Aim »
Repeat each line of the material below exactly as it appears, minus any pictures.

Entries supplied »
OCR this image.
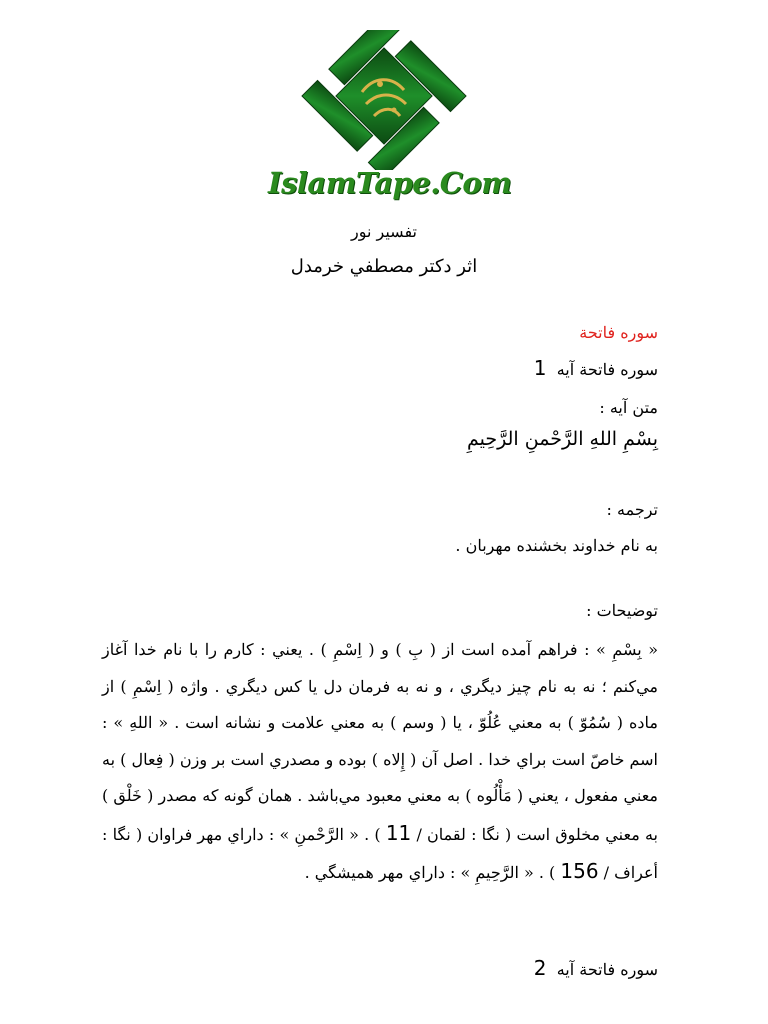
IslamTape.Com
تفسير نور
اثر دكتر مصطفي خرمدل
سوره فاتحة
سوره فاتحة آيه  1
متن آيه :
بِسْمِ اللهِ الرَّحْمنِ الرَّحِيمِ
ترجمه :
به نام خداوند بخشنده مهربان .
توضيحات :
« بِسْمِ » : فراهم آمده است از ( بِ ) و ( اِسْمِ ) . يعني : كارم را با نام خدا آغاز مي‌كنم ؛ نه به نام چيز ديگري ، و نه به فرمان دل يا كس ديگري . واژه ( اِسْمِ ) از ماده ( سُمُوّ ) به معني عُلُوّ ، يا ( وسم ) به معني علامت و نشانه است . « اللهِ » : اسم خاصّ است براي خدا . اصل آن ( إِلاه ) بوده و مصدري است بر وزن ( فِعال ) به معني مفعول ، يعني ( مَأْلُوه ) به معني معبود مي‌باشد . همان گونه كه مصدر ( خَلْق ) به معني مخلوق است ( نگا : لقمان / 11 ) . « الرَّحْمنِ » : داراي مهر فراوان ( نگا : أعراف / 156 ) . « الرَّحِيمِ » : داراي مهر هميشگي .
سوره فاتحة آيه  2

Answer below »
OCR this image.
IslamTape.Com
تفسير نور
اثر دكتر مصطفي خرمدل
سوره فاتحة
سوره فاتحة آيه  1
متن آيه :
بِسْمِ اللهِ الرَّحْمنِ الرَّحِيمِ
ترجمه :
به نام خداوند بخشنده مهربان .
توضيحات :
« بِسْمِ » : فراهم آمده است از ( بِ ) و ( اِسْمِ ) . يعني : كارم را با نام خدا آغاز مي‌كنم ؛ نه به نام چيز ديگري ، و نه به فرمان دل يا كس ديگري . واژه ( اِسْمِ ) از ماده ( سُمُوّ ) به معني عُلُوّ ، يا ( وسم ) به معني علامت و نشانه است . « اللهِ » : اسم خاصّ است براي خدا . اصل آن ( إِلاه ) بوده و مصدري است بر وزن ( فِعال ) به معني مفعول ، يعني ( مَأْلُوه ) به معني معبود مي‌باشد . همان گونه كه مصدر ( خَلْق ) به معني مخلوق است ( نگا : لقمان / 11 ) . « الرَّحْمنِ » : داراي مهر فراوان ( نگا : أعراف / 156 ) . « الرَّحِيمِ » : داراي مهر هميشگي .
سوره فاتحة آيه  2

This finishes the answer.